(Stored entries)
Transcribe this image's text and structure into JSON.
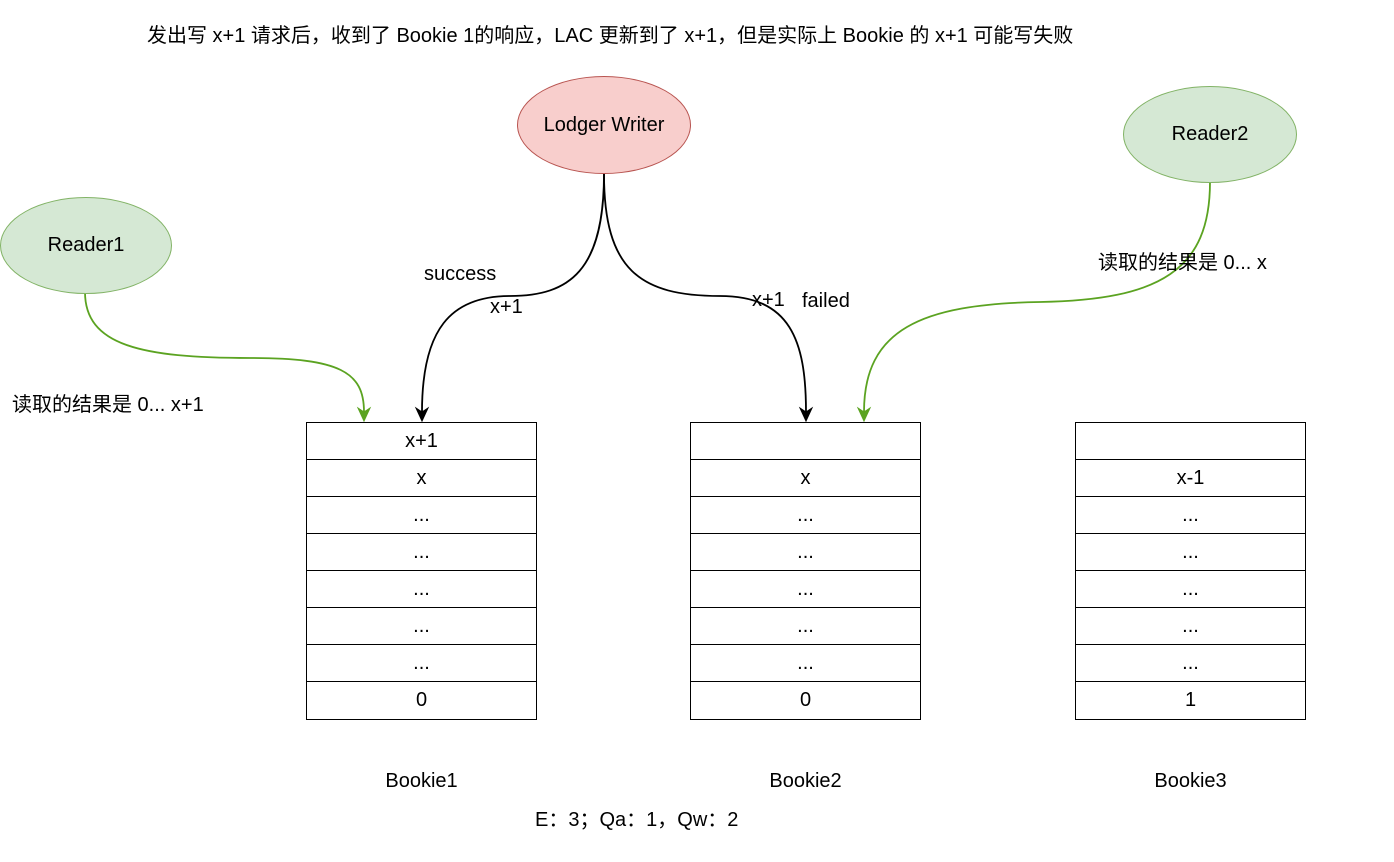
{
  "title": "发出写 x+1 请求后，收到了 Bookie 1的响应，LAC 更新到了 x+1，但是实际上 Bookie 的 x+1 可能写失败",
  "nodes": {
    "writer": "Lodger Writer",
    "reader1": "Reader1",
    "reader2": "Reader2"
  },
  "edge_labels": {
    "success": "success",
    "success_entry": "x+1",
    "failed_entry": "x+1",
    "failed": "failed",
    "reader1_result": "读取的结果是 0... x+1",
    "reader2_result": "读取的结果是 0... x"
  },
  "bookies": [
    {
      "label": "Bookie1",
      "cells": [
        "x+1",
        "x",
        "...",
        "...",
        "...",
        "...",
        "...",
        "0"
      ]
    },
    {
      "label": "Bookie2",
      "cells": [
        "",
        "x",
        "...",
        "...",
        "...",
        "...",
        "...",
        "0"
      ]
    },
    {
      "label": "Bookie3",
      "cells": [
        "",
        "x-1",
        "...",
        "...",
        "...",
        "...",
        "...",
        "1"
      ]
    }
  ],
  "footer": "E：3；Qa：1，Qw：2",
  "colors": {
    "writer_fill": "#f8cecc",
    "writer_stroke": "#b85450",
    "reader_fill": "#d5e8d4",
    "reader_stroke": "#82b366",
    "reader_edge": "#5ba321",
    "writer_edge": "#000000"
  }
}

GOAL
In the material above, find the lines that contain "读取的结果是" and show them.

TASK ANSWER
    "reader1_result": "读取的结果是 0... x+1",
    "reader2_result": "读取的结果是 0... x"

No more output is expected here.